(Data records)
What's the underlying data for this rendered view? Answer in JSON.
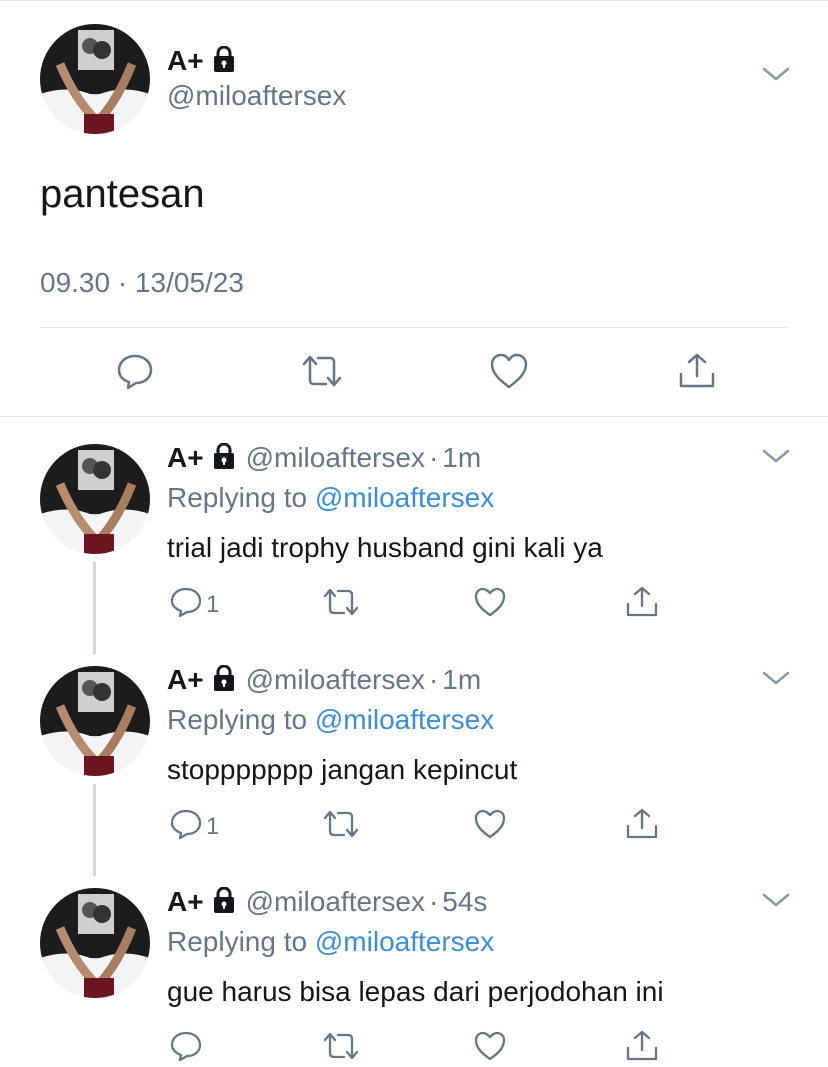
{
  "colors": {
    "text": "#14171a",
    "muted": "#657786",
    "link": "#3b8ed8",
    "divider": "#e1e8ed"
  },
  "main_tweet": {
    "display_name": "A+",
    "handle": "@miloaftersex",
    "text": "pantesan",
    "timestamp": "09.30 · 13/05/23",
    "icons": [
      "lock-icon",
      "chevron-down-icon",
      "reply-icon",
      "retweet-icon",
      "like-icon",
      "share-icon"
    ]
  },
  "replies": [
    {
      "display_name": "A+",
      "handle": "@miloaftersex",
      "separator": "·",
      "age": "1m",
      "replying_prefix": "Replying to",
      "replying_to": "@miloaftersex",
      "text": "trial jadi trophy husband gini kali ya",
      "reply_count": "1"
    },
    {
      "display_name": "A+",
      "handle": "@miloaftersex",
      "separator": "·",
      "age": "1m",
      "replying_prefix": "Replying to",
      "replying_to": "@miloaftersex",
      "text": "stoppppppp jangan kepincut",
      "reply_count": "1"
    },
    {
      "display_name": "A+",
      "handle": "@miloaftersex",
      "separator": "·",
      "age": "54s",
      "replying_prefix": "Replying to",
      "replying_to": "@miloaftersex",
      "text": "gue harus bisa lepas dari perjodohan ini",
      "reply_count": ""
    }
  ]
}
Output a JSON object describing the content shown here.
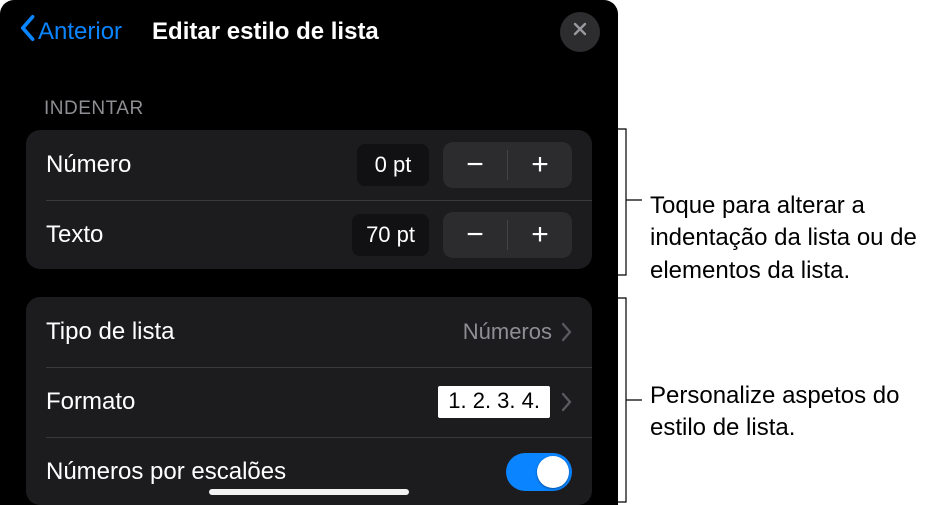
{
  "header": {
    "back_label": "Anterior",
    "title": "Editar estilo de lista"
  },
  "sections": {
    "indent": {
      "label": "Indentar",
      "number_label": "Número",
      "number_value": "0 pt",
      "text_label": "Texto",
      "text_value": "70 pt"
    },
    "style": {
      "list_type_label": "Tipo de lista",
      "list_type_value": "Números",
      "format_label": "Formato",
      "format_preview": "1. 2. 3. 4.",
      "tiered_label": "Números por escalões"
    }
  },
  "annotations": {
    "a1": "Toque para alterar a indentação da lista ou de elementos da lista.",
    "a2": "Personalize aspetos do estilo de lista."
  },
  "icons": {
    "minus": "−",
    "plus": "+"
  }
}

* _WHAT THE TASK REQUIRES_: Go through the listing above and write it all out exactly, leaving out any picture.

* _RESULT OF THE EXERCISE_:
What's the underlying data for this rendered view? Answer in JSON.
{
  "colors": {
    "text": "#14171a",
    "muted": "#657786",
    "link": "#3b8ed8",
    "divider": "#e1e8ed"
  },
  "main_tweet": {
    "display_name": "A+",
    "handle": "@miloaftersex",
    "text": "pantesan",
    "timestamp": "09.30 · 13/05/23",
    "icons": [
      "lock-icon",
      "chevron-down-icon",
      "reply-icon",
      "retweet-icon",
      "like-icon",
      "share-icon"
    ]
  },
  "replies": [
    {
      "display_name": "A+",
      "handle": "@miloaftersex",
      "separator": "·",
      "age": "1m",
      "replying_prefix": "Replying to",
      "replying_to": "@miloaftersex",
      "text": "trial jadi trophy husband gini kali ya",
      "reply_count": "1"
    },
    {
      "display_name": "A+",
      "handle": "@miloaftersex",
      "separator": "·",
      "age": "1m",
      "replying_prefix": "Replying to",
      "replying_to": "@miloaftersex",
      "text": "stoppppppp jangan kepincut",
      "reply_count": "1"
    },
    {
      "display_name": "A+",
      "handle": "@miloaftersex",
      "separator": "·",
      "age": "54s",
      "replying_prefix": "Replying to",
      "replying_to": "@miloaftersex",
      "text": "gue harus bisa lepas dari perjodohan ini",
      "reply_count": ""
    }
  ]
}
Output a JSON object describing the content shown here.
{
  "header": {
    "back_label": "Anterior",
    "title": "Editar estilo de lista"
  },
  "sections": {
    "indent": {
      "label": "Indentar",
      "number_label": "Número",
      "number_value": "0 pt",
      "text_label": "Texto",
      "text_value": "70 pt"
    },
    "style": {
      "list_type_label": "Tipo de lista",
      "list_type_value": "Números",
      "format_label": "Formato",
      "format_preview": "1. 2. 3. 4.",
      "tiered_label": "Números por escalões"
    }
  },
  "annotations": {
    "a1": "Toque para alterar a indentação da lista ou de elementos da lista.",
    "a2": "Personalize aspetos do estilo de lista."
  },
  "icons": {
    "minus": "−",
    "plus": "+"
  }
}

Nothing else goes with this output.